# Start of THE INPUT

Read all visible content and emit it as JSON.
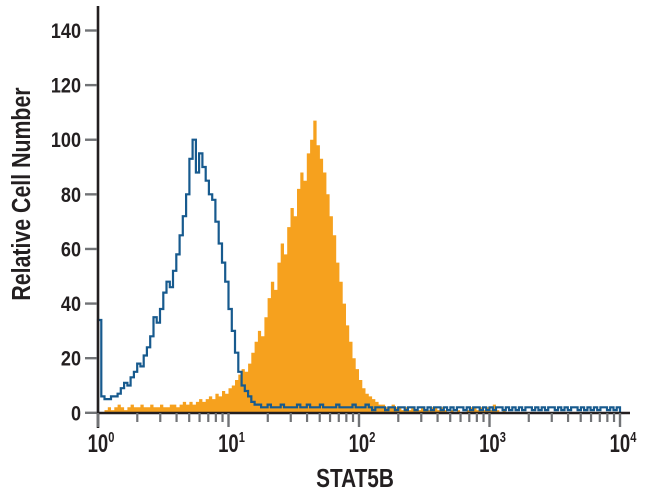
{
  "chart_data": {
    "type": "area",
    "variant": "flow-cytometry-step-histogram-overlay",
    "title": "",
    "xlabel": "STAT5B",
    "ylabel": "Relative Cell Number",
    "x_scale": "log10",
    "xlim": [
      1,
      10000
    ],
    "ylim": [
      0,
      148
    ],
    "grid": false,
    "legend": "none",
    "x_tick_base": "10",
    "x_tick_exponents": [
      "0",
      "1",
      "2",
      "3",
      "4"
    ],
    "y_ticks": [
      0,
      20,
      40,
      60,
      80,
      100,
      120,
      140
    ],
    "bin_width_log10": 0.025,
    "colors": {
      "axis": "#231F20",
      "tick": "#717376",
      "text": "#231F20",
      "background": "#ffffff"
    },
    "series": [
      {
        "name": "orange-filled-histogram",
        "style": "step-filled",
        "color": "#F6A11E",
        "peak_x": 45,
        "peak_y": 107,
        "values": [
          0,
          0,
          1,
          2,
          1,
          2,
          3,
          2,
          1,
          2,
          3,
          2,
          2,
          3,
          2,
          2,
          3,
          2,
          2,
          3,
          2,
          2,
          3,
          3,
          2,
          3,
          4,
          3,
          4,
          3,
          4,
          5,
          4,
          5,
          6,
          5,
          7,
          6,
          8,
          7,
          9,
          10,
          12,
          14,
          16,
          15,
          18,
          22,
          26,
          30,
          28,
          35,
          42,
          48,
          45,
          55,
          62,
          58,
          68,
          75,
          72,
          82,
          88,
          85,
          95,
          100,
          107,
          98,
          93,
          88,
          80,
          72,
          65,
          55,
          48,
          40,
          32,
          26,
          20,
          16,
          12,
          9,
          7,
          6,
          5,
          4,
          3,
          3,
          2,
          2,
          3,
          2,
          2,
          1,
          2,
          1,
          2,
          1,
          1,
          2,
          1,
          1,
          2,
          2,
          1,
          2,
          1,
          0,
          1,
          0,
          1,
          0,
          0,
          1,
          2,
          2,
          1,
          2,
          1,
          2,
          1,
          3,
          1,
          0,
          1,
          0,
          0,
          0,
          0,
          0,
          0,
          0,
          0,
          0,
          0,
          0,
          0,
          0,
          0,
          0,
          0,
          0,
          0,
          0,
          0,
          0,
          0,
          0,
          0,
          0,
          0,
          0,
          0,
          0,
          0,
          0,
          0,
          0,
          0,
          0
        ]
      },
      {
        "name": "blue-outline-histogram",
        "style": "step-outline",
        "color": "#175A8E",
        "peak_x": 5,
        "peak_y": 100,
        "values": [
          34,
          6,
          5,
          5,
          6,
          6,
          7,
          9,
          11,
          10,
          13,
          15,
          18,
          17,
          21,
          24,
          28,
          35,
          33,
          38,
          44,
          48,
          46,
          52,
          58,
          65,
          72,
          80,
          93,
          100,
          88,
          95,
          90,
          85,
          80,
          78,
          70,
          62,
          55,
          48,
          38,
          30,
          22,
          15,
          10,
          8,
          6,
          4,
          3,
          3,
          2,
          2,
          3,
          2,
          2,
          2,
          3,
          2,
          2,
          2,
          2,
          3,
          2,
          2,
          3,
          2,
          2,
          2,
          3,
          2,
          2,
          2,
          2,
          3,
          2,
          2,
          2,
          2,
          3,
          2,
          2,
          2,
          3,
          2,
          1,
          2,
          2,
          2,
          1,
          2,
          2,
          1,
          2,
          2,
          1,
          2,
          2,
          1,
          2,
          2,
          1,
          2,
          1,
          2,
          2,
          1,
          2,
          1,
          2,
          1,
          2,
          2,
          1,
          2,
          1,
          2,
          2,
          1,
          2,
          1,
          2,
          1,
          2,
          2,
          1,
          2,
          1,
          2,
          1,
          2,
          1,
          2,
          2,
          1,
          2,
          1,
          2,
          1,
          2,
          2,
          1,
          2,
          1,
          2,
          1,
          2,
          2,
          1,
          2,
          1,
          2,
          1,
          2,
          1,
          2,
          2,
          1,
          2,
          1,
          2
        ]
      }
    ]
  }
}
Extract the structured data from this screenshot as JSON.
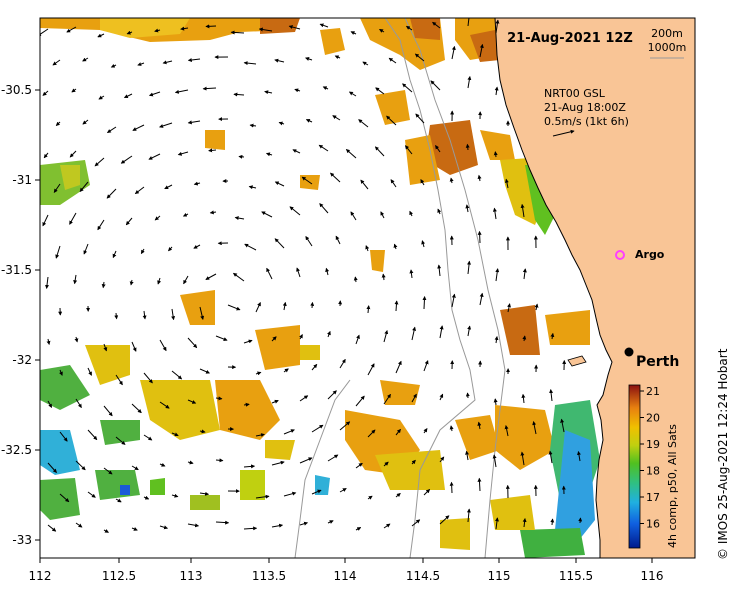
{
  "map": {
    "title": "21-Aug-2021 12Z",
    "depth_contours": [
      "200m",
      "1000m"
    ],
    "current_legend": {
      "line1": "NRT00 GSL",
      "line2": "21-Aug 18:00Z",
      "line3": "0.5m/s (1kt 6h)"
    },
    "argo_label": "Argo",
    "city_label": "Perth",
    "side_credit": "© IMOS 25-Aug-2021 12:24 Hobart",
    "colorbar": {
      "title": "4h comp, p50, All Sats",
      "ticks": [
        "21",
        "20",
        "19",
        "18",
        "17",
        "16"
      ],
      "range": [
        15.5,
        21
      ]
    },
    "x_ticks": [
      "112",
      "112.5",
      "113",
      "113.5",
      "114",
      "114.5",
      "115",
      "115.5",
      "116"
    ],
    "y_ticks": [
      "-30.5",
      "-31",
      "-31.5",
      "-32",
      "-32.5",
      "-33"
    ],
    "colors": {
      "land": "#f9c596",
      "warm": "#e8a010",
      "hot": "#c86a12",
      "mid": "#e0c010",
      "green": "#60c020",
      "cyan": "#30b0d8",
      "blue": "#1a5ad8",
      "argo": "#ff40ff"
    }
  }
}
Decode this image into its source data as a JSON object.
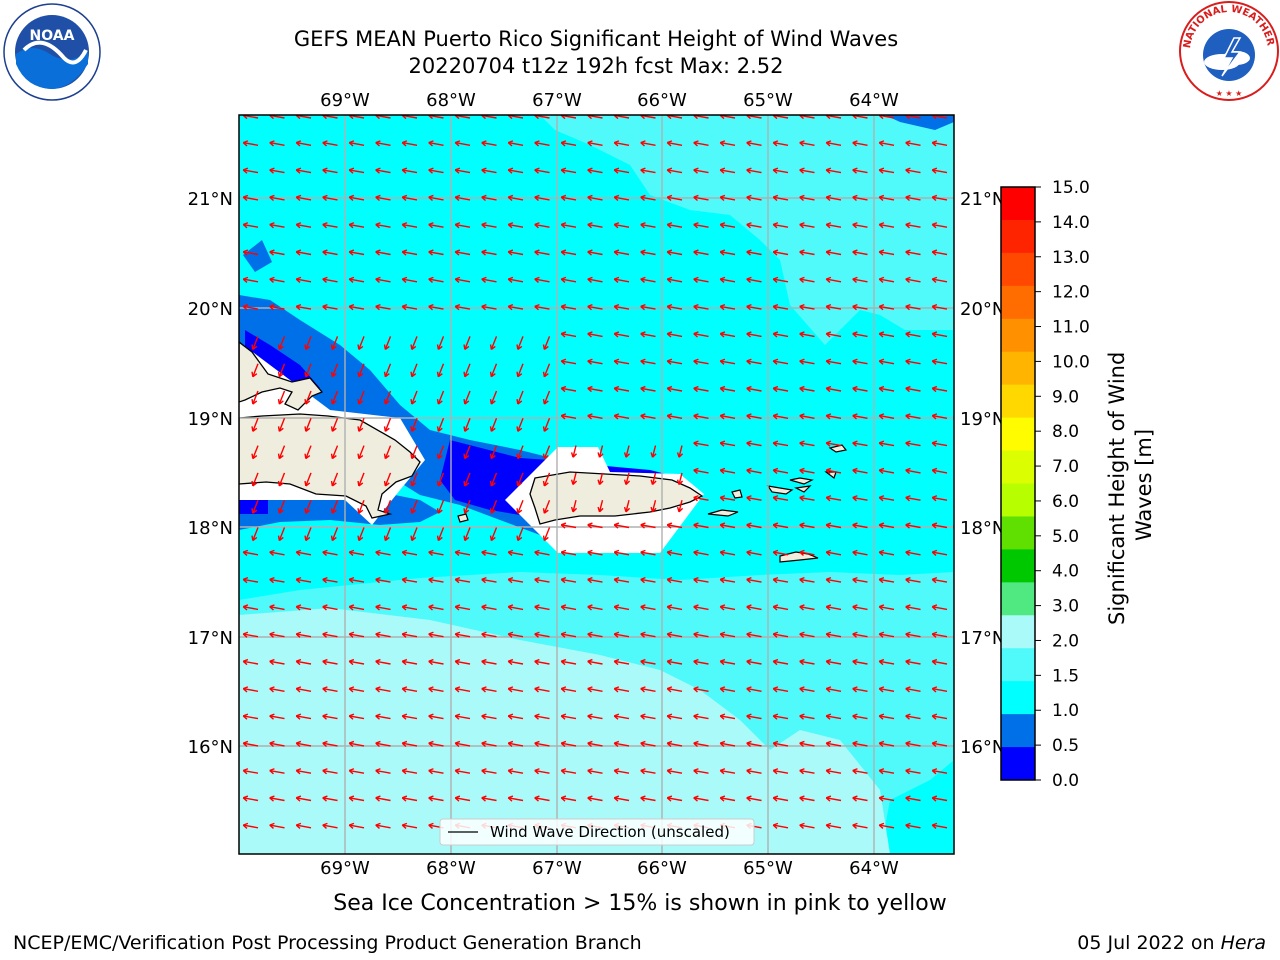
{
  "header": {
    "title_line1": "GEFS MEAN Puerto Rico Significant Height of Wind Waves",
    "title_line2": "20220704 t12z 192h fcst   Max: 2.52"
  },
  "map": {
    "lon_labels": [
      "69°W",
      "68°W",
      "67°W",
      "66°W",
      "65°W",
      "64°W"
    ],
    "lat_labels": [
      "21°N",
      "20°N",
      "19°N",
      "18°N",
      "17°N",
      "16°N"
    ],
    "legend_label": "Wind Wave Direction (unscaled)",
    "arrow_color": "#ff0000",
    "land_color": "#efedde",
    "wave_direction": "westward"
  },
  "colorbar": {
    "label": "Significant Height of Wind Waves [m]",
    "ticks": [
      "15.0",
      "14.0",
      "13.0",
      "12.0",
      "11.0",
      "10.0",
      "9.0",
      "8.0",
      "7.0",
      "6.0",
      "5.0",
      "4.0",
      "3.0",
      "2.0",
      "1.5",
      "1.0",
      "0.5",
      "0.0"
    ],
    "colors": [
      "#ff0000",
      "#ff2400",
      "#ff4800",
      "#ff6c00",
      "#ff9000",
      "#ffb400",
      "#ffd800",
      "#fffc00",
      "#dbff00",
      "#b7ff00",
      "#60e000",
      "#00c800",
      "#50e880",
      "#aafafa",
      "#50fafa",
      "#00ffff",
      "#0070e8",
      "#0000ff"
    ]
  },
  "footer": {
    "caption": "Sea Ice Concentration > 15% is shown in pink to yellow",
    "left": "NCEP/EMC/Verification Post Processing Product Generation Branch",
    "right_date": "05 Jul 2022 on ",
    "right_host": "Hera"
  },
  "logos": {
    "noaa_text": "NOAA",
    "nws_text": "NATIONAL WEATHER SERVICE"
  }
}
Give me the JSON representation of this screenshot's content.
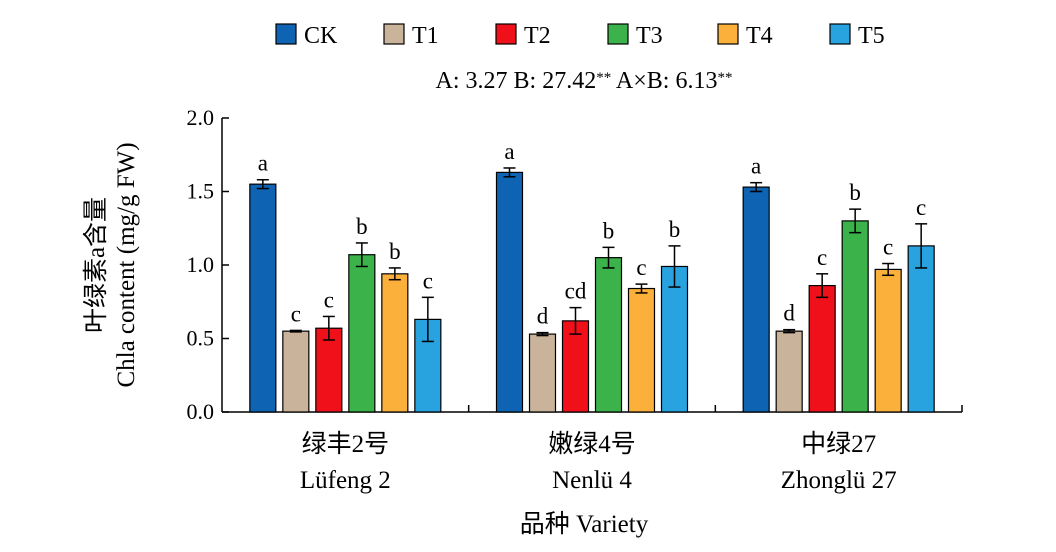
{
  "chart_data": {
    "type": "bar",
    "title": "",
    "ylabel_cn": "叶绿素a含量",
    "ylabel_en": "Chla content (mg/g FW)",
    "xlabel": "品种 Variety",
    "ylim": [
      0,
      2.0
    ],
    "yticks": [
      "0.0",
      "0.5",
      "1.0",
      "1.5",
      "2.0"
    ],
    "stats_text": "A: 3.27    B: 27.42**    A×B: 6.13**",
    "categories": [
      {
        "cn": "绿丰2号",
        "en": "Lüfeng 2"
      },
      {
        "cn": "嫩绿4号",
        "en": "Nenlü 4"
      },
      {
        "cn": "中绿27",
        "en": "Zhonglü 27"
      }
    ],
    "series": [
      {
        "name": "CK",
        "color": "#0f63b3",
        "values": [
          1.55,
          1.63,
          1.53
        ],
        "errors": [
          0.03,
          0.03,
          0.03
        ],
        "letters": [
          "a",
          "a",
          "a"
        ]
      },
      {
        "name": "T1",
        "color": "#c9b39a",
        "values": [
          0.55,
          0.53,
          0.55
        ],
        "errors": [
          0.005,
          0.01,
          0.01
        ],
        "letters": [
          "c",
          "d",
          "d"
        ]
      },
      {
        "name": "T2",
        "color": "#f0101a",
        "values": [
          0.57,
          0.62,
          0.86
        ],
        "errors": [
          0.08,
          0.09,
          0.08
        ],
        "letters": [
          "c",
          "cd",
          "c"
        ]
      },
      {
        "name": "T3",
        "color": "#3cb34a",
        "values": [
          1.07,
          1.05,
          1.3
        ],
        "errors": [
          0.08,
          0.07,
          0.08
        ],
        "letters": [
          "b",
          "b",
          "b"
        ]
      },
      {
        "name": "T4",
        "color": "#fbb03b",
        "values": [
          0.94,
          0.84,
          0.97
        ],
        "errors": [
          0.04,
          0.03,
          0.04
        ],
        "letters": [
          "b",
          "c",
          "c"
        ]
      },
      {
        "name": "T5",
        "color": "#29a3e0",
        "values": [
          0.63,
          0.99,
          1.13
        ],
        "errors": [
          0.15,
          0.14,
          0.15
        ],
        "letters": [
          "c",
          "b",
          "c"
        ]
      }
    ]
  }
}
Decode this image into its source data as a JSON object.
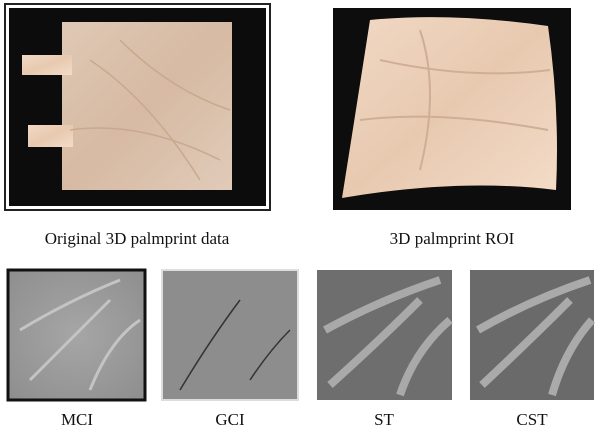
{
  "top_row": [
    {
      "caption": "Original 3D palmprint data"
    },
    {
      "caption": "3D palmprint ROI"
    }
  ],
  "bottom_row": [
    {
      "caption": "MCI"
    },
    {
      "caption": "GCI"
    },
    {
      "caption": "ST"
    },
    {
      "caption": "CST"
    }
  ]
}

# End of THE INPUT

## [REQUEST]
Copy every line in the records above that contains the word "Significant".

## [FINISHED ANSWER]
    "title_line1": "GEFS MEAN Puerto Rico Significant Height of Wind Waves",
    "label": "Significant Height of Wind Waves [m]",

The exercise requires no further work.